# INFORMATION SHOWN start

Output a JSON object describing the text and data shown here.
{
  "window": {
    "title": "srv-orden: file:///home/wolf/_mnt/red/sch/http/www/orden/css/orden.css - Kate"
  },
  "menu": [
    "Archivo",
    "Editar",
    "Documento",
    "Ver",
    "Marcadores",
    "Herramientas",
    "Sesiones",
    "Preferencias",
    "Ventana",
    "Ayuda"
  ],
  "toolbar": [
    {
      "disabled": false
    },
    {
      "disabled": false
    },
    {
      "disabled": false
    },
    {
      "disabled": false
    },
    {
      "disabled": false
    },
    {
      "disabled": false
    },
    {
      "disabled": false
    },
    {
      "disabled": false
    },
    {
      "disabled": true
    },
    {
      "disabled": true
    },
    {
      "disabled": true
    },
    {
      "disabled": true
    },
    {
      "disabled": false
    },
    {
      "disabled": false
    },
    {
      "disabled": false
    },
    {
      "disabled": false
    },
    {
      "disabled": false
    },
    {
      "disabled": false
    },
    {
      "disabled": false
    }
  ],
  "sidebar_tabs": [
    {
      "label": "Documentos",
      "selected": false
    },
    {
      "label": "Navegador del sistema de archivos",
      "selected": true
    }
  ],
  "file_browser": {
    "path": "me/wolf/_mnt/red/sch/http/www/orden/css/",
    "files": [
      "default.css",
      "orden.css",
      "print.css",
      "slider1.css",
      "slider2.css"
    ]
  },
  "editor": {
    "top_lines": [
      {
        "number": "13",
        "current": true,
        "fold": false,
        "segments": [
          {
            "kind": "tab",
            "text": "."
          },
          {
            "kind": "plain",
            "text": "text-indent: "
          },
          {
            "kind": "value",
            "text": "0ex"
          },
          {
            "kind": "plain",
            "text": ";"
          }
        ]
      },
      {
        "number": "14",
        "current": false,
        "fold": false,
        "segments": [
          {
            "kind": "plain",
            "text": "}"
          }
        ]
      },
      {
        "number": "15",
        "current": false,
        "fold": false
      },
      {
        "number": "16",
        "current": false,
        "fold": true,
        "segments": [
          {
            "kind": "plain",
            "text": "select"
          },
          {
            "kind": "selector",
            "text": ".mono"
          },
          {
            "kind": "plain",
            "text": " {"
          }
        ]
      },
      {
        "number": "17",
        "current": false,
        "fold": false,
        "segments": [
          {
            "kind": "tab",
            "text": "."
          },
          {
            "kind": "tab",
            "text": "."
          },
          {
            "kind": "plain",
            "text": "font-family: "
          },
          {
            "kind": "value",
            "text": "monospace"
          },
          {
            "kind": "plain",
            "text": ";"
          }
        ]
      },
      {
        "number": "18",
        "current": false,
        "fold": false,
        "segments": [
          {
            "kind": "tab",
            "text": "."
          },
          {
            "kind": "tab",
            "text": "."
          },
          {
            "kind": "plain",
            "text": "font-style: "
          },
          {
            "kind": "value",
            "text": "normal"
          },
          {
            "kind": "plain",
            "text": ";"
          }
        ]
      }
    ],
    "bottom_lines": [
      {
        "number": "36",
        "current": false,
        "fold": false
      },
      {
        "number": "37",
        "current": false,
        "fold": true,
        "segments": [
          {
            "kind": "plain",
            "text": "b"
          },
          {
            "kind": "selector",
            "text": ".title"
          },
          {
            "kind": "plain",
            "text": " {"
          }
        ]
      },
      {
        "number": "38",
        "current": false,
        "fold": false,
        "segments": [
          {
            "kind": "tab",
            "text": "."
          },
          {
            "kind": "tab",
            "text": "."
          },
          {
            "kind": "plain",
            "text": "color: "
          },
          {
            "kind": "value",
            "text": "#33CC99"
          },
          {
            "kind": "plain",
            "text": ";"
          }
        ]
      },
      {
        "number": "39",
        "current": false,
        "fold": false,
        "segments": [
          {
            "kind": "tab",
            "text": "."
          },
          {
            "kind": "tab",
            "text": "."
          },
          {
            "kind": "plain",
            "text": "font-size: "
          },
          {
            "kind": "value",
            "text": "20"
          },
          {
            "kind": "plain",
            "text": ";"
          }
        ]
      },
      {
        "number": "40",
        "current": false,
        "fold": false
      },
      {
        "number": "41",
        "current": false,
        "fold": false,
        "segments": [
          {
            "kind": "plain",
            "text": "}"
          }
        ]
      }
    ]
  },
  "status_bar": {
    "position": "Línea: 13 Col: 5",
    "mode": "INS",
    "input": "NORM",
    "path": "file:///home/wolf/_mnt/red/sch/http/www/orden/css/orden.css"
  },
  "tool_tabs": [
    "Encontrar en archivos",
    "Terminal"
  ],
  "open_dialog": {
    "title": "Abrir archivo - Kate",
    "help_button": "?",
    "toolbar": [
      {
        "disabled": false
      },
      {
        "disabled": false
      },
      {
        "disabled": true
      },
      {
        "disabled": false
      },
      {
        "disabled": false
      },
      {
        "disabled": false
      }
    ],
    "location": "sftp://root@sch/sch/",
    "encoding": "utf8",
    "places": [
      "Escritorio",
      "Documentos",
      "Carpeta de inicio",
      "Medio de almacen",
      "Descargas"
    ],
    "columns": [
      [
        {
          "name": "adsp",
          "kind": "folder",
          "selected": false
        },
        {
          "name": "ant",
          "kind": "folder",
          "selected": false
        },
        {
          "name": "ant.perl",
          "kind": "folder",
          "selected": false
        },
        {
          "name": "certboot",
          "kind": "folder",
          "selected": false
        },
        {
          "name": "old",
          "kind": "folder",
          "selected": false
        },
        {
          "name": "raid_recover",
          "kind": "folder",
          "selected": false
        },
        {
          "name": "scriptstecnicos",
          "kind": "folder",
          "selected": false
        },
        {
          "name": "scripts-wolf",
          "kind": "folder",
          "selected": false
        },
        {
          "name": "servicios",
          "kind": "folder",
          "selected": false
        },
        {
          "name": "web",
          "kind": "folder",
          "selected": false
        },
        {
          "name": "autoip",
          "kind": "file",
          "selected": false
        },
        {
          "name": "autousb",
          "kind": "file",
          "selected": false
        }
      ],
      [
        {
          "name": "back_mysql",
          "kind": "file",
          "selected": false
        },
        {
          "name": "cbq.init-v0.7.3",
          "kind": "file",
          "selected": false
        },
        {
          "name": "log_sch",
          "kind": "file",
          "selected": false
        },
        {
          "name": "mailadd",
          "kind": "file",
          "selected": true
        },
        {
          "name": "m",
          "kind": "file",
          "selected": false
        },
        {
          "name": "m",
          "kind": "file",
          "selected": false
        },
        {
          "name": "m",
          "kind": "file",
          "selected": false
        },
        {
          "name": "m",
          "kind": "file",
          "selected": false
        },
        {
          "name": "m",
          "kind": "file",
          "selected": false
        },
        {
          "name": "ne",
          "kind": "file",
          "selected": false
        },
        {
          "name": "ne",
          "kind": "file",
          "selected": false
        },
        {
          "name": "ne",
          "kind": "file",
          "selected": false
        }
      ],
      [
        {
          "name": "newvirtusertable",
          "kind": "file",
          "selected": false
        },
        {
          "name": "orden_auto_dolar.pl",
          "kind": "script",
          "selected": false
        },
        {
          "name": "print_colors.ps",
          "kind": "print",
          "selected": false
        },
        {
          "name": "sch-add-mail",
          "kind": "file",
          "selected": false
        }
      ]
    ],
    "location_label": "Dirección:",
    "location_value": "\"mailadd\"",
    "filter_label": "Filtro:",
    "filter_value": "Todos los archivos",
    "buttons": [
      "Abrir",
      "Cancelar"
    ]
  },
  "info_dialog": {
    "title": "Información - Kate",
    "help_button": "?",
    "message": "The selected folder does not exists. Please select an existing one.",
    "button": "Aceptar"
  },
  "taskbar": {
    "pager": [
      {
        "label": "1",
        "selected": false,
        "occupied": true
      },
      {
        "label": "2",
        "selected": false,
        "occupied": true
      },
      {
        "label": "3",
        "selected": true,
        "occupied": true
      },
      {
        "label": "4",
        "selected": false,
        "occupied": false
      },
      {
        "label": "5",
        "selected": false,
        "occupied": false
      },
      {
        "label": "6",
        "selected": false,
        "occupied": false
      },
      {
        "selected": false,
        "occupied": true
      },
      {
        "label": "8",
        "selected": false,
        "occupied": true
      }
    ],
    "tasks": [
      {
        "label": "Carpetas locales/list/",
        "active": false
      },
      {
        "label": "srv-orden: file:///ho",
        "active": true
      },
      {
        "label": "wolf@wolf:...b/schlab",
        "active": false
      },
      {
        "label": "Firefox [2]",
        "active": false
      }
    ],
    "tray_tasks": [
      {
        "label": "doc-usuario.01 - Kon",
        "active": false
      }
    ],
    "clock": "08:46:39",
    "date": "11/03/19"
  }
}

# INFORMATION SHOWN end

• REQUIRED TASK: Search the listing for the string "number". Copy each line where it turns up.

• THE RESULT:
        "number": "13",
        "number": "14",
        "number": "15",
        "number": "16",
        "number": "17",
        "number": "18",
        "number": "36",
        "number": "37",
        "number": "38",
        "number": "39",
        "number": "40",
        "number": "41",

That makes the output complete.